Recorded data:
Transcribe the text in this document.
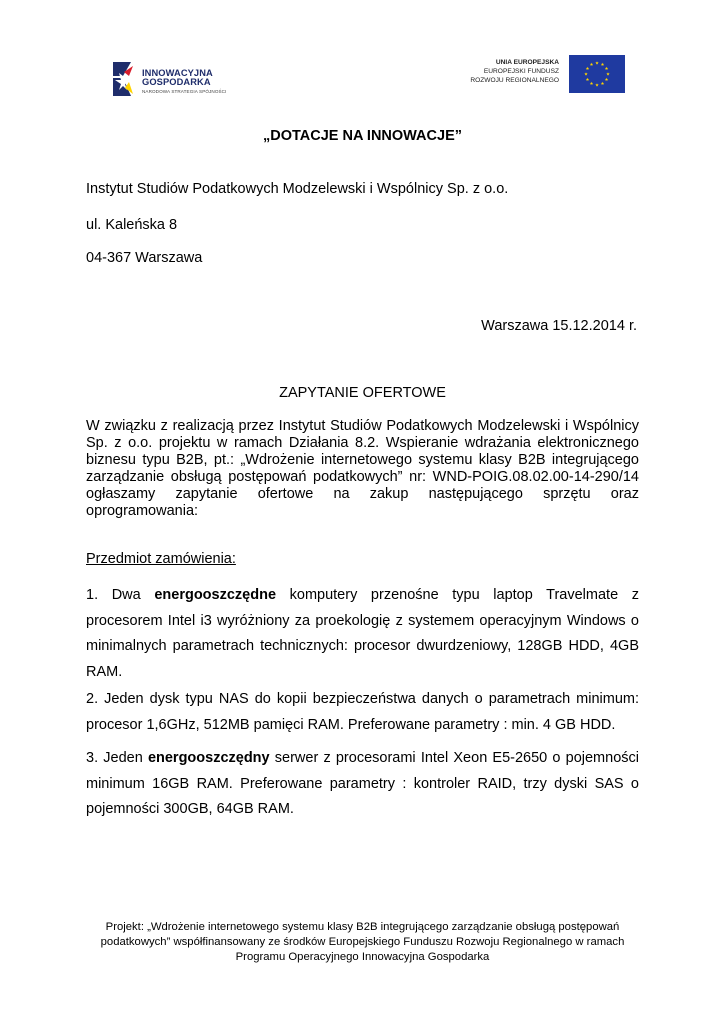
INNOWACYJNA
GOSPODARKA
NARODOWA STRATEGIA SPÓJNOŚCI
UNIA EUROPEJSKA
EUROPEJSKI FUNDUSZ
ROZWOJU REGIONALNEGO
„DOTACJE NA INNOWACJE”
Instytut Studiów Podatkowych Modzelewski i Wspólnicy Sp. z o.o.
ul. Kaleńska 8
04-367 Warszawa
Warszawa 15.12.2014 r.
ZAPYTANIE OFERTOWE
W związku z realizacją przez Instytut Studiów Podatkowych Modzelewski i Wspólnicy Sp. z o.o. projektu w ramach Działania 8.2. Wspieranie wdrażania elektronicznego biznesu typu B2B, pt.: „Wdrożenie internetowego systemu klasy B2B integrującego zarządzanie obsługą postępowań podatkowych” nr: WND-POIG.08.02.00-14-290/14 ogłaszamy zapytanie ofertowe na zakup następującego sprzętu oraz oprogramowania:
Przedmiot zamówienia:
1. Dwa energooszczędne komputery przenośne typu laptop Travelmate z procesorem Intel i3 wyróżniony za proekologię z systemem operacyjnym Windows o minimalnych parametrach technicznych: procesor dwurdzeniowy, 128GB HDD, 4GB RAM.
2. Jeden dysk typu NAS do kopii bezpieczeństwa danych o parametrach minimum: procesor 1,6GHz, 512MB pamięci RAM. Preferowane parametry : min. 4 GB HDD.
3. Jeden energooszczędny serwer z procesorami Intel Xeon E5-2650 o pojemności minimum 16GB RAM. Preferowane parametry : kontroler RAID, trzy dyski SAS o pojemności 300GB, 64GB RAM.
Projekt: „Wdrożenie internetowego systemu klasy B2B integrującego zarządzanie obsługą postępowań podatkowych” współfinansowany ze środków Europejskiego Funduszu Rozwoju Regionalnego w ramach Programu Operacyjnego Innowacyjna Gospodarka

- [Written problem]:
Copy out all the data without changing anything, and drop the pictures.

- [Solution to the exercise]:
Transcribe the text in this document.
INNOWACYJNA
GOSPODARKA
NARODOWA STRATEGIA SPÓJNOŚCI
UNIA EUROPEJSKA
EUROPEJSKI FUNDUSZ
ROZWOJU REGIONALNEGO
„DOTACJE NA INNOWACJE”
Instytut Studiów Podatkowych Modzelewski i Wspólnicy Sp. z o.o.
ul. Kaleńska 8
04-367 Warszawa
Warszawa 15.12.2014 r.
ZAPYTANIE OFERTOWE
W związku z realizacją przez Instytut Studiów Podatkowych Modzelewski i Wspólnicy Sp. z o.o. projektu w ramach Działania 8.2. Wspieranie wdrażania elektronicznego biznesu typu B2B, pt.: „Wdrożenie internetowego systemu klasy B2B integrującego zarządzanie obsługą postępowań podatkowych” nr: WND-POIG.08.02.00-14-290/14 ogłaszamy zapytanie ofertowe na zakup następującego sprzętu oraz oprogramowania:
Przedmiot zamówienia:
1. Dwa energooszczędne komputery przenośne typu laptop Travelmate z procesorem Intel i3 wyróżniony za proekologię z systemem operacyjnym Windows o minimalnych parametrach technicznych: procesor dwurdzeniowy, 128GB HDD, 4GB RAM.
2. Jeden dysk typu NAS do kopii bezpieczeństwa danych o parametrach minimum: procesor 1,6GHz, 512MB pamięci RAM. Preferowane parametry : min. 4 GB HDD.
3. Jeden energooszczędny serwer z procesorami Intel Xeon E5-2650 o pojemności minimum 16GB RAM. Preferowane parametry : kontroler RAID, trzy dyski SAS o pojemności 300GB, 64GB RAM.
Projekt: „Wdrożenie internetowego systemu klasy B2B integrującego zarządzanie obsługą postępowań podatkowych” współfinansowany ze środków Europejskiego Funduszu Rozwoju Regionalnego w ramach Programu Operacyjnego Innowacyjna Gospodarka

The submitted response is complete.